What the exercise asks:
Assemble all lines in which the string "direction" appears.

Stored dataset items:
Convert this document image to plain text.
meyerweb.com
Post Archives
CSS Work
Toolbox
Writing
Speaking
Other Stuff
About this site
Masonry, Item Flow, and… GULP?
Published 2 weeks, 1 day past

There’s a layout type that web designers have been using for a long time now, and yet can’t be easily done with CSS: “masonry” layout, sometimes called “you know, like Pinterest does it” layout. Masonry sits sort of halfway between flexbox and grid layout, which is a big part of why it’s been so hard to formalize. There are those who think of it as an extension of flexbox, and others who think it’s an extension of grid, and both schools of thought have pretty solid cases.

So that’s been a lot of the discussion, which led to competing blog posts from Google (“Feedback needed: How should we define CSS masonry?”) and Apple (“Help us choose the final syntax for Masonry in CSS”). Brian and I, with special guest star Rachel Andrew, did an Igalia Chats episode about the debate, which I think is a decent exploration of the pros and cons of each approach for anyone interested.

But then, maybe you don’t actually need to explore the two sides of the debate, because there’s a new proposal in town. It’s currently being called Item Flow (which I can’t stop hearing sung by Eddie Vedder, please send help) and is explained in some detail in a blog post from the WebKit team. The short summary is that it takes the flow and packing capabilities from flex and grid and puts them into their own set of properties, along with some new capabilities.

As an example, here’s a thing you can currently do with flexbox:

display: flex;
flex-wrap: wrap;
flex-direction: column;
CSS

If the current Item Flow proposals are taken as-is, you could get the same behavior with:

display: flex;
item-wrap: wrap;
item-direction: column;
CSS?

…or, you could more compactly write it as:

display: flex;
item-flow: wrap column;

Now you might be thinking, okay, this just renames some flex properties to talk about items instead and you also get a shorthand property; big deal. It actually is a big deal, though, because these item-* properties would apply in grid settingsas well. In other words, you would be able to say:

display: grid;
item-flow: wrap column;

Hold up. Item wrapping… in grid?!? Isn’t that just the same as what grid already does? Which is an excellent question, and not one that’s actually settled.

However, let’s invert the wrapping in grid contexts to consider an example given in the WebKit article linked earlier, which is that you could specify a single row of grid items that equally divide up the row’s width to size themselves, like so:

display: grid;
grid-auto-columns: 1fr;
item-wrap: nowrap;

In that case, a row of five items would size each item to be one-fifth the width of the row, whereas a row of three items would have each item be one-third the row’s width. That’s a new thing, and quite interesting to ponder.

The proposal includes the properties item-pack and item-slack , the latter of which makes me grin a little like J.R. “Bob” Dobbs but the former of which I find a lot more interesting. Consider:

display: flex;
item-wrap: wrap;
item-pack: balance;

In response:
flex-direction: column;
item-direction: column;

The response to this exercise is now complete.